Task data:
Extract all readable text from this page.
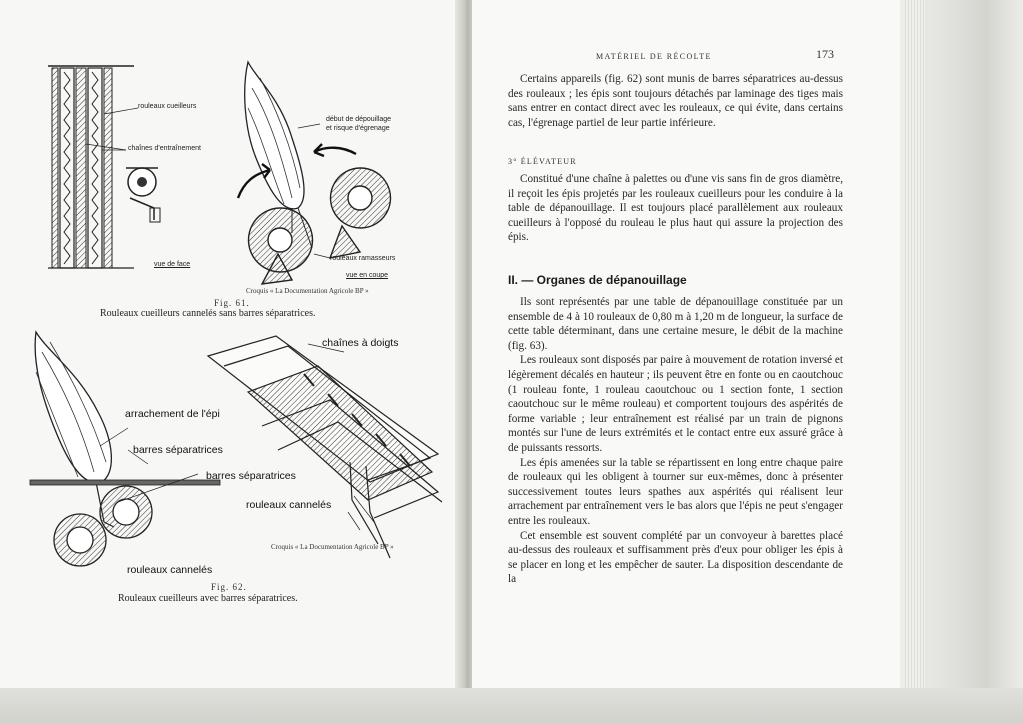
rouleaux cueilleurs
chaînes d'entraînement
vue de face
début de dépouillage
et risque d'égrenage
rouleaux ramasseurs
vue en coupe
Croquis « La Documentation Agricole BP »
Fig. 61.
Rouleaux cueilleurs cannelés sans barres séparatrices.
chaînes à doigts
arrachement de l'épi
barres séparatrices
barres séparatrices
rouleaux cannelés
rouleaux cannelés
Croquis « La Documentation Agricole BP »
Fig. 62.
Rouleaux cueilleurs avec barres séparatrices.
MATÉRIEL DE RÉCOLTE	173

Certains appareils (fig. 62) sont munis de barres séparatrices au-dessus des rouleaux ; les épis sont toujours détachés par laminage des tiges mais sans entrer en contact direct avec les rouleaux, ce qui évite, dans certains cas, l'égrenage partiel de leur partie inférieure.

3° ÉLÉVATEUR

Constitué d'une chaîne à palettes ou d'une vis sans fin de gros diamètre, il reçoit les épis projetés par les rouleaux cueilleurs pour les conduire à la table de dépanouillage. Il est toujours placé parallèlement aux rouleaux cueilleurs à l'opposé du rouleau le plus haut qui assure la projection des épis.

II. — Organes de dépanouillage

Ils sont représentés par une table de dépanouillage constituée par un ensemble de 4 à 10 rouleaux de 0,80 m à 1,20 m de longueur, la surface de cette table déterminant, dans une certaine mesure, le débit de la machine (fig. 63).

Les rouleaux sont disposés par paire à mouvement de rotation inversé et légèrement décalés en hauteur ; ils peuvent être en fonte ou en caoutchouc (1 rouleau fonte, 1 rouleau caoutchouc ou 1 section fonte, 1 section caoutchouc sur le même rouleau) et comportent toujours des aspérités de forme variable ; leur entraînement est réalisé par un train de pignons montés sur l'une de leurs extrémités et le contact entre eux assuré grâce à de puissants ressorts.

Les épis amenées sur la table se répartissent en long entre chaque paire de rouleaux qui les obligent à tourner sur eux-mêmes, donc à présenter successivement toutes leurs spathes aux aspérités qui réalisent leur arrachement par entraînement vers le bas alors que l'épis ne peut s'engager entre les rouleaux.

Cet ensemble est souvent complété par un convoyeur à barettes placé au-dessus des rouleaux et suffisamment près d'eux pour obliger les épis à se placer en long et les empêcher de sauter. La disposition descendante de la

Task to complete:
Copy out every line that includes the word "cueilleurs".

Task output:
rouleaux cueilleurs
Rouleaux cueilleurs cannelés sans barres séparatrices.
Rouleaux cueilleurs avec barres séparatrices.
Constitué d'une chaîne à palettes ou d'une vis sans fin de gros diamètre, il reçoit les épis projetés par les rouleaux cueilleurs pour les conduire à la table de dépanouillage. Il est toujours placé parallèlement aux rouleaux cueilleurs à l'opposé du rouleau le plus haut qui assure la projection des épis.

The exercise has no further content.